OBJECTIVE:
Present the material below as a Markdown table with two columns, Row and Line, numbering each non-blank line and omitting blank lines.

PROVIDED INFORMATION:
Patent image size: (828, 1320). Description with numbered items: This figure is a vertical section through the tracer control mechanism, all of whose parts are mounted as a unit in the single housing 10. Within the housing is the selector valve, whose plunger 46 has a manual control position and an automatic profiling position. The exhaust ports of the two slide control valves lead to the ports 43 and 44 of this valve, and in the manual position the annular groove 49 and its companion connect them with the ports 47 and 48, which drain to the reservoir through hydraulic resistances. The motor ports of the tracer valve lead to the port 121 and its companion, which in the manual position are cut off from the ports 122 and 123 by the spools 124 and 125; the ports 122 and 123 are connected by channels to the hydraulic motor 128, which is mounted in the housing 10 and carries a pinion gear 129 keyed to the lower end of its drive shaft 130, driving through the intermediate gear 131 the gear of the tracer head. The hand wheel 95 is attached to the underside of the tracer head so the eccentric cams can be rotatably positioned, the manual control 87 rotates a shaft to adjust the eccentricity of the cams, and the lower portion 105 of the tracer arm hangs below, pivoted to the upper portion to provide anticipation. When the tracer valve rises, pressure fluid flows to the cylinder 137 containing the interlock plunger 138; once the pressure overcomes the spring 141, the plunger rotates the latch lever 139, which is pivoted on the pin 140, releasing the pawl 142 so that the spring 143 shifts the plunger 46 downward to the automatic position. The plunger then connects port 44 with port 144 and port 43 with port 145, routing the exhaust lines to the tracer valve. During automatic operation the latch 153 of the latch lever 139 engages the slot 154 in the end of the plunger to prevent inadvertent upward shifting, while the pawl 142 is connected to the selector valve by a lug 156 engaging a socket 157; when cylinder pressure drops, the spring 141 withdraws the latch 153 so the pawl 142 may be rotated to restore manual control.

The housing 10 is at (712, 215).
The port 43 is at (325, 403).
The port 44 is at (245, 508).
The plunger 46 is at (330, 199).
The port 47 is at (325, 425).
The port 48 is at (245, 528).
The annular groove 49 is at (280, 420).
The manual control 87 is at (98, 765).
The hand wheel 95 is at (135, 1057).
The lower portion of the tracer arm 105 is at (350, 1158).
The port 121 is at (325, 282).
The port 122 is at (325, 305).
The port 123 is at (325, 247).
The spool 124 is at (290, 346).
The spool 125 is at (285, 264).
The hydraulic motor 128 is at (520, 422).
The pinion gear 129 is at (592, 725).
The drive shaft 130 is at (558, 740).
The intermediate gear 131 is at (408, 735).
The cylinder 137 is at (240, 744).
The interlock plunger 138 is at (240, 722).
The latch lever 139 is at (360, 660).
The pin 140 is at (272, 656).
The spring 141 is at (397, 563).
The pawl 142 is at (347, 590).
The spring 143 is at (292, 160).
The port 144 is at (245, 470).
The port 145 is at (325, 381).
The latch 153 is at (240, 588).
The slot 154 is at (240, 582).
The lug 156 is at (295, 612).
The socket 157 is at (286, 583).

TASK OUTPUT:
| Row | Line |
|---|---|
| 1 | Patent image size: (828, 1320). Description with numbered items: This figure is a vertical section through the tracer control mechanism, all of whose parts are mounted as a unit in the single housing 10. Within the housing is the selector valve, whose plunger 46 has a manual control position and an automatic profiling position. The exhaust ports of the two slide control valves lead to the ports 43 and 44 of this valve, and in the manual position the annular groove 49 and its companion connect them with the ports 47 and 48, which drain to the reservoir through hydraulic resistances. The motor ports of the tracer valve lead to the port 121 and its companion, which in the manual position are cut off from the ports 122 and 123 by the spools 124 and 125; the ports 122 and 123 are connected by channels to the hydraulic motor 128, which is mounted in the housing 10 and carries a pinion gear 129 keyed to the lower end of its drive shaft 130, driving through the intermediate gear 131 the gear of the tracer head. The hand wheel 95 is attached to the underside of the tracer head so the eccentric cams can be rotatably positioned, the manual control 87 rotates a shaft to adjust the eccentricity of the cams, and the lower portion 105 of the tracer arm hangs below, pivoted to the upper portion to provide anticipation. When the tracer valve rises, pressure fluid flows to the cylinder 137 containing the interlock plunger 138; once the pressure overcomes the spring 141, the plunger rotates the latch lever 139, which is pivoted on the pin 140, releasing the pawl 142 so that the spring 143 shifts the plunger 46 downward to the automatic position. The plunger then connects port 44 with port 144 and port 43 with port 145, routing the exhaust lines to the tracer valve. During automatic operation the latch 153 of the latch lever 139 engages the slot 154 in the end of the plunger to prevent inadvertent upward shifting, while the pawl 142 is connected to the selector valve by a lug 156 engaging a socket 157; when cylinder pressure drops, the spring 141 withdraws the latch 153 so the pawl 142 may be rotated to restore manual control. |
| 2 | The housing 10 is at (712, 215). |
| 3 | The port 43 is at (325, 403). |
| 4 | The port 44 is at (245, 508). |
| 5 | The plunger 46 is at (330, 199). |
| 6 | The port 47 is at (325, 425). |
| 7 | The port 48 is at (245, 528). |
| 8 | The annular groove 49 is at (280, 420). |
| 9 | The manual control 87 is at (98, 765). |
| 10 | The hand wheel 95 is at (135, 1057). |
| 11 | The lower portion of the tracer arm 105 is at (350, 1158). |
| 12 | The port 121 is at (325, 282). |
| 13 | The port 122 is at (325, 305). |
| 14 | The port 123 is at (325, 247). |
| 15 | The spool 124 is at (290, 346). |
| 16 | The spool 125 is at (285, 264). |
| 17 | The hydraulic motor 128 is at (520, 422). |
| 18 | The pinion gear 129 is at (592, 725). |
| 19 | The drive shaft 130 is at (558, 740). |
| 20 | The intermediate gear 131 is at (408, 735). |
| 21 | The cylinder 137 is at (240, 744). |
| 22 | The interlock plunger 138 is at (240, 722). |
| 23 | The latch lever 139 is at (360, 660). |
| 24 | The pin 140 is at (272, 656). |
| 25 | The spring 141 is at (397, 563). |
| 26 | The pawl 142 is at (347, 590). |
| 27 | The spring 143 is at (292, 160). |
| 28 | The port 144 is at (245, 470). |
| 29 | The port 145 is at (325, 381). |
| 30 | The latch 153 is at (240, 588). |
| 31 | The slot 154 is at (240, 582). |
| 32 | The lug 156 is at (295, 612). |
| 33 | The socket 157 is at (286, 583). |